====== SECÇÃO DO DOCUMENTO

Nasci em 1982 em Bragança. Como grande parte das pessoas desta cidade, os meus pais tinham aldeia, o que significava que tinham nascido noutro local aonde íamos ao fim-de-semana. A aldeia era o local onde não havia nada quando comparado com a cidade. A aldeia era onde íamos buscar os legumes, a fruta, almoçar com os avós. Era onde eu podia ter cães e gatos, brincar na terra, correr o dia todo até que o sino tocasse as “Trindades”.
As casas da aldeia eram rústicas e mais frias. Gostava mais do apartamento na cidade, apesar de emparedado entre prédios.
A aldeia, a sete quilómetros da cidade era o seu oposto. Aqui podia ouvir o silêncio, algo que é impossível de explicar. Ouvia o som das árvores, dos pássaros, dos animais, ouvia o som proveniente dos postes eléctricos e isso fascinava-me.

============
====== EXCERTOS DOS REGISTOS

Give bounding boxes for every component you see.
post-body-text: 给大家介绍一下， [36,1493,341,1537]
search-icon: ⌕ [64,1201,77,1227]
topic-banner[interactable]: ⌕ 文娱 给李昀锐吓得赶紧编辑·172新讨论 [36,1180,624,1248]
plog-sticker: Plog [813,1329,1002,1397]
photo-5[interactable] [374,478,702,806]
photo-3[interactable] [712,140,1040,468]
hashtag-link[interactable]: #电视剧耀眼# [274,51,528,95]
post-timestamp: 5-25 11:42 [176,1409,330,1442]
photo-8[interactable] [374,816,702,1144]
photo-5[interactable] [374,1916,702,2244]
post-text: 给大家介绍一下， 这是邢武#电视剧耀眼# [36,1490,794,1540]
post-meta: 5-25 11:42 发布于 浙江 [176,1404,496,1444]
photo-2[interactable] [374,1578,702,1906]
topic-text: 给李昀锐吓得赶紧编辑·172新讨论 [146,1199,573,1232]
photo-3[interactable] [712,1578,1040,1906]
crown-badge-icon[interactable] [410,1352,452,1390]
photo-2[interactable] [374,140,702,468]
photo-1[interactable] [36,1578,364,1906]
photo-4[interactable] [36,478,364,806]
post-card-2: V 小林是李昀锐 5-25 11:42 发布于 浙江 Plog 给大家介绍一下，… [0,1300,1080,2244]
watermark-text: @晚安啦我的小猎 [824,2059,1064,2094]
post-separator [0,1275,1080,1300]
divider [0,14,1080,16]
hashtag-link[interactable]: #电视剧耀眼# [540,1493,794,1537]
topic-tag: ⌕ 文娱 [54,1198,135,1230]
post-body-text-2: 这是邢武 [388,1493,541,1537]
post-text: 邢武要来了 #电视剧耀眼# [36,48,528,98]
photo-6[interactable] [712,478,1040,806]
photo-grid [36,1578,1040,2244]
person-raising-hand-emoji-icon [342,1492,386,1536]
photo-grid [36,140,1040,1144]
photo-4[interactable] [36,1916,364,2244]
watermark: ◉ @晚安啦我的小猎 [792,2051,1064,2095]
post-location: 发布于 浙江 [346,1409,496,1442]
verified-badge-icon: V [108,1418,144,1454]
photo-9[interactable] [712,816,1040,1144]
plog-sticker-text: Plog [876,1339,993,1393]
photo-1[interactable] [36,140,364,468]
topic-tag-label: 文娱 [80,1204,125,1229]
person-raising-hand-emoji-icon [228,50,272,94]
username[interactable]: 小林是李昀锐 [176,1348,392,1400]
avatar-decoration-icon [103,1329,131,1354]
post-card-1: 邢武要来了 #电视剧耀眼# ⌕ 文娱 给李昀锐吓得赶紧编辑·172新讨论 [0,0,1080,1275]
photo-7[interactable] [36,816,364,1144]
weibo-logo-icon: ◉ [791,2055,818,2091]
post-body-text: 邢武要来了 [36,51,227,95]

============

INSTRUÇÕES
1. Responda às perguntas sobre a secção do documento.
(a) Em que ano e em que cidade nasceu quem escreve?
(b) A quantos quilómetros da cidade ficava a aldeia?
(c) Até quando se podia correr na aldeia, segundo o texto?
2. Prossiga o texto sobre a aldeia da infância a partir da última frase apresentada.

EM RESPOSTA
1.
(a) Em 1982, em Bragança.
(b) A sete quilómetros.
(c) Até que o sino tocasse as “Trindades”.

2.
Ao longe via as luzes cintilantes da cidade e Bragança parecia enorme.
Até aos 17 anos vivi em Bragança. Conhecia apenas meia dúzia de aldeias, vilas e cidades próximas. Espanha era o exemplo de desenvolvimento. Cada vez que íamos a Zamora ou a Salamanca era inevitável comparar como se estas duas cidades tão próximas eram tão mais desenvolvidas.
Nas férias do verão elegíamos a Puebla de Sanábria a Montesinho, ao Douro Internacional, a Soeira ou a qualquer outro local do maravilhoso Nordeste Transmontano. A sensação era que aqui não se passava nada e fora daqui ainda pior. As estradas que ligavam à Puebla eram más, como hoje em dia. Nada mudou. Mas ainda assim eram preferíveis a outras que ligavam Bragança ao resto do distrito.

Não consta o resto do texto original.